EXERCISE INPUT -
++++++

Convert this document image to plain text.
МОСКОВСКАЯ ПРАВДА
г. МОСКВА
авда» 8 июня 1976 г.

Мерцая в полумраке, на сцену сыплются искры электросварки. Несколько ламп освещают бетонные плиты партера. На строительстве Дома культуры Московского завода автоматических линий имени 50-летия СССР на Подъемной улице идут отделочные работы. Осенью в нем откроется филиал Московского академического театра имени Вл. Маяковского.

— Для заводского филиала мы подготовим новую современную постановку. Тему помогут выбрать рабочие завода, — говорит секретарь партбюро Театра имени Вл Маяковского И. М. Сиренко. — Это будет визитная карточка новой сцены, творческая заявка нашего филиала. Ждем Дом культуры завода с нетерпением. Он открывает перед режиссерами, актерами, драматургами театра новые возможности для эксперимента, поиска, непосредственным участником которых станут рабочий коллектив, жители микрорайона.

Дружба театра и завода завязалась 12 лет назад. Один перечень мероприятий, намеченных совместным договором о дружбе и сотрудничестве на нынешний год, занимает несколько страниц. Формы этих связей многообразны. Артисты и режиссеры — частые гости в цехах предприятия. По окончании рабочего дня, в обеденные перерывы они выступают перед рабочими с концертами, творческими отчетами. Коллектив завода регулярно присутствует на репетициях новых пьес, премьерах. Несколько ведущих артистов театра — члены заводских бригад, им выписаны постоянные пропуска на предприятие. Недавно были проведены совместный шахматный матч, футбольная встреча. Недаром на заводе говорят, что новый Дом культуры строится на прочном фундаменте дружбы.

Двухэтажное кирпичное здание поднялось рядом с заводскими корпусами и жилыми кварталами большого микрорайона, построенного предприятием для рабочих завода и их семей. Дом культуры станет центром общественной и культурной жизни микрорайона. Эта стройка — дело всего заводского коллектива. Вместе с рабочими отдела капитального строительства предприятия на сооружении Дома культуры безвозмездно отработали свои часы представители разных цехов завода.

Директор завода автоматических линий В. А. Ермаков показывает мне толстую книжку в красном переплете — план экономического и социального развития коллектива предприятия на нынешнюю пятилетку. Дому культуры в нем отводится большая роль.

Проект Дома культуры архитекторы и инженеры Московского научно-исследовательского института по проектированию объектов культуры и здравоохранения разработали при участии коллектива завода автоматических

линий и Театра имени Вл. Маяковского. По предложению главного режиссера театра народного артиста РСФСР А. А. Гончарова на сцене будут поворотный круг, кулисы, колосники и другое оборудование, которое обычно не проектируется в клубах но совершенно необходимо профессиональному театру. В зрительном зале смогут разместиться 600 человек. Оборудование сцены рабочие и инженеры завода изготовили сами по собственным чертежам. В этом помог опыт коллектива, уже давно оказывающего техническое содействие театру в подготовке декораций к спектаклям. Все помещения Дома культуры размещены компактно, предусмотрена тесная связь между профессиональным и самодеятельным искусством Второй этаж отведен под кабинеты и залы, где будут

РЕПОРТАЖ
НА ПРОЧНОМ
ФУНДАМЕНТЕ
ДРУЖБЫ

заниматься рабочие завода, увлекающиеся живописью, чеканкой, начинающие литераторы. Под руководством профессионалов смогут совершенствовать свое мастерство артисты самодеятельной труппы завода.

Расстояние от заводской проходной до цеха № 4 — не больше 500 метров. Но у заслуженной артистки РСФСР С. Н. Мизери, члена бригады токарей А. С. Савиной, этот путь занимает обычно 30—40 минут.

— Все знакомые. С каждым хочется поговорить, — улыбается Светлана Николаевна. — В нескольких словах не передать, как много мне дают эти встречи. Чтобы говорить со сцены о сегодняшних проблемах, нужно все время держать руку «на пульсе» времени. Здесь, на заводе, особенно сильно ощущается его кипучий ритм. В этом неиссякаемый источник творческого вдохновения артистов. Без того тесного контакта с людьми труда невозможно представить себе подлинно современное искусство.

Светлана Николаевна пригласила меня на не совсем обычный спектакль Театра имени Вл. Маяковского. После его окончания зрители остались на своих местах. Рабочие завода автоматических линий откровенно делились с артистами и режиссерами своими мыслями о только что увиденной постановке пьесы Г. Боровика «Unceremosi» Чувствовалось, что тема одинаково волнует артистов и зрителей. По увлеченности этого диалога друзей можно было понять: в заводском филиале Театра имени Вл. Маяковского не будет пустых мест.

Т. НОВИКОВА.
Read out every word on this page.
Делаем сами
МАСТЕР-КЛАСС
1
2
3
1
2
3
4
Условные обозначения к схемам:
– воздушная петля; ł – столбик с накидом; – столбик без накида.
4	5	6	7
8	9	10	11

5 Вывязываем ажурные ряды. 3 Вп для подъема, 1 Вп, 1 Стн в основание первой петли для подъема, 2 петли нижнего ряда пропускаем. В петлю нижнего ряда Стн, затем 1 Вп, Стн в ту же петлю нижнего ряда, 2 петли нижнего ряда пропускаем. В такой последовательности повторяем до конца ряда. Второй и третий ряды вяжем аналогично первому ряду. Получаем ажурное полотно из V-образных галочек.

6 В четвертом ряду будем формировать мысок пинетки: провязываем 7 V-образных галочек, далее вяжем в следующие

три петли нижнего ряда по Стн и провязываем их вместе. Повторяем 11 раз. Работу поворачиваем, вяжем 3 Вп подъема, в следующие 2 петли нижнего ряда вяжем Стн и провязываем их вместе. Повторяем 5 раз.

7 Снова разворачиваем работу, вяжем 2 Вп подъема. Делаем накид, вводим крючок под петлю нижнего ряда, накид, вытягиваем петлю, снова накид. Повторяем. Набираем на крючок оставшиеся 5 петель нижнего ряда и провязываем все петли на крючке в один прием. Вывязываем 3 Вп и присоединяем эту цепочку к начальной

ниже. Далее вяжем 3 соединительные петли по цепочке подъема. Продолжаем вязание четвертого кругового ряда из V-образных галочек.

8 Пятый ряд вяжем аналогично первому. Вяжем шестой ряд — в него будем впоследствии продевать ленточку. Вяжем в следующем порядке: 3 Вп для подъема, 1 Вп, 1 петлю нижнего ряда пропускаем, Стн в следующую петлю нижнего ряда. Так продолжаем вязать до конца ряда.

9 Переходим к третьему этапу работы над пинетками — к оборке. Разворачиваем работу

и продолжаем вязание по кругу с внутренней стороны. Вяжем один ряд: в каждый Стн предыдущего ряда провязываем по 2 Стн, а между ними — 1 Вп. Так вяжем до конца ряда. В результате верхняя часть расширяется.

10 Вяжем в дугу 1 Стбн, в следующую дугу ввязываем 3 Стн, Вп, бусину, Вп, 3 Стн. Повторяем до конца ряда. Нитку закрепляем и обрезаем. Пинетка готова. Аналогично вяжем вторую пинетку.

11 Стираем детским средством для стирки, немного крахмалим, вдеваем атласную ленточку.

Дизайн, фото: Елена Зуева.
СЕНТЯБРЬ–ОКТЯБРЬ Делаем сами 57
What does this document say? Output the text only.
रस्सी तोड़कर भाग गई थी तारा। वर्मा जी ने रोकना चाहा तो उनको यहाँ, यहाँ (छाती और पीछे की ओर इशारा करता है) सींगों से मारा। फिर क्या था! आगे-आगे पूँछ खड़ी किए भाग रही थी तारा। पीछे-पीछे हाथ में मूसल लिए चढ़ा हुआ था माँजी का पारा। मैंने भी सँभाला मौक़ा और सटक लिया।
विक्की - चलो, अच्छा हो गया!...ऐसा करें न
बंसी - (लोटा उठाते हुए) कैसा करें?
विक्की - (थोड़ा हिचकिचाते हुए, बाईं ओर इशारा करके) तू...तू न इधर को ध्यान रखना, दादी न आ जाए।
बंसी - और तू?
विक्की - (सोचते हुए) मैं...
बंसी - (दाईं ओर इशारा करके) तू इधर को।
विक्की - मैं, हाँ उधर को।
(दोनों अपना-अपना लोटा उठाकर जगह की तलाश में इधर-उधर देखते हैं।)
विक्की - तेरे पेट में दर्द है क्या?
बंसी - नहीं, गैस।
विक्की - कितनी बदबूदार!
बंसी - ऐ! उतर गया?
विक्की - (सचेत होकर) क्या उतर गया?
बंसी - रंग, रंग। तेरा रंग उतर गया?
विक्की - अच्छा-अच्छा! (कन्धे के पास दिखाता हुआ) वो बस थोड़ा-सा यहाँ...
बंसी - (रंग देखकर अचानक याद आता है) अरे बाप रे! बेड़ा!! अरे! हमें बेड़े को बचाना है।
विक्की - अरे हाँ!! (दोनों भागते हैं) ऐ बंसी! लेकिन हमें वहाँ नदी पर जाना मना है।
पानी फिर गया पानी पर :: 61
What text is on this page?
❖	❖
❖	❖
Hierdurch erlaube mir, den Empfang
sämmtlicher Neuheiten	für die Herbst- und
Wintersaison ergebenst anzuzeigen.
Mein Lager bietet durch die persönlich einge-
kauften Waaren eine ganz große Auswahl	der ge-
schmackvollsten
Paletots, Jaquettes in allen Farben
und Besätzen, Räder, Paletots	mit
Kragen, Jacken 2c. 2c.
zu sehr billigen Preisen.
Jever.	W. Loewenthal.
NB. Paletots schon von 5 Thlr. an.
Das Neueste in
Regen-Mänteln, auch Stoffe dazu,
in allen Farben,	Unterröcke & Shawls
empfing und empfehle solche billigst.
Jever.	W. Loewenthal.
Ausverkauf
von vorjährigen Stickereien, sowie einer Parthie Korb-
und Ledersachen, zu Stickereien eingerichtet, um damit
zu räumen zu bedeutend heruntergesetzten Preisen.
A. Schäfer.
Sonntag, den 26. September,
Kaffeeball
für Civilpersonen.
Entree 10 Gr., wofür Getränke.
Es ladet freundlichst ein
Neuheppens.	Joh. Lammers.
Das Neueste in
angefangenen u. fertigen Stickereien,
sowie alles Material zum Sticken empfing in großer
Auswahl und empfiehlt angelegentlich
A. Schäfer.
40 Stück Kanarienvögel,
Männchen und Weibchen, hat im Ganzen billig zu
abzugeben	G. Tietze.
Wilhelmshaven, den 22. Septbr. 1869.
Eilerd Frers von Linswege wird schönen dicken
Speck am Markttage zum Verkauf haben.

++++++

EXERCISE INSTRUCTIONS - Output the lines from the line containing "What text is on this page?" to the end, both included; add nothing.

RESULT OF THE TASK -
What text is on this page?
❖	❖
❖	❖
Hierdurch erlaube mir, den Empfang
sämmtlicher Neuheiten	für die Herbst- und
Wintersaison ergebenst anzuzeigen.
Mein Lager bietet durch die persönlich einge-
kauften Waaren eine ganz große Auswahl	der ge-
schmackvollsten
Paletots, Jaquettes in allen Farben
und Besätzen, Räder, Paletots	mit
Kragen, Jacken 2c. 2c.
zu sehr billigen Preisen.
Jever.	W. Loewenthal.
NB. Paletots schon von 5 Thlr. an.
Das Neueste in
Regen-Mänteln, auch Stoffe dazu,
in allen Farben,	Unterröcke & Shawls
empfing und empfehle solche billigst.
Jever.	W. Loewenthal.
Ausverkauf
von vorjährigen Stickereien, sowie einer Parthie Korb-
und Ledersachen, zu Stickereien eingerichtet, um damit
zu räumen zu bedeutend heruntergesetzten Preisen.
A. Schäfer.
Sonntag, den 26. September,
Kaffeeball
für Civilpersonen.
Entree 10 Gr., wofür Getränke.
Es ladet freundlichst ein
Neuheppens.	Joh. Lammers.
Das Neueste in
angefangenen u. fertigen Stickereien,
sowie alles Material zum Sticken empfing in großer
Auswahl und empfiehlt angelegentlich
A. Schäfer.
40 Stück Kanarienvögel,
Männchen und Weibchen, hat im Ganzen billig zu
abzugeben	G. Tietze.
Wilhelmshaven, den 22. Septbr. 1869.
Eilerd Frers von Linswege wird schönen dicken
Speck am Markttage zum Verkauf haben.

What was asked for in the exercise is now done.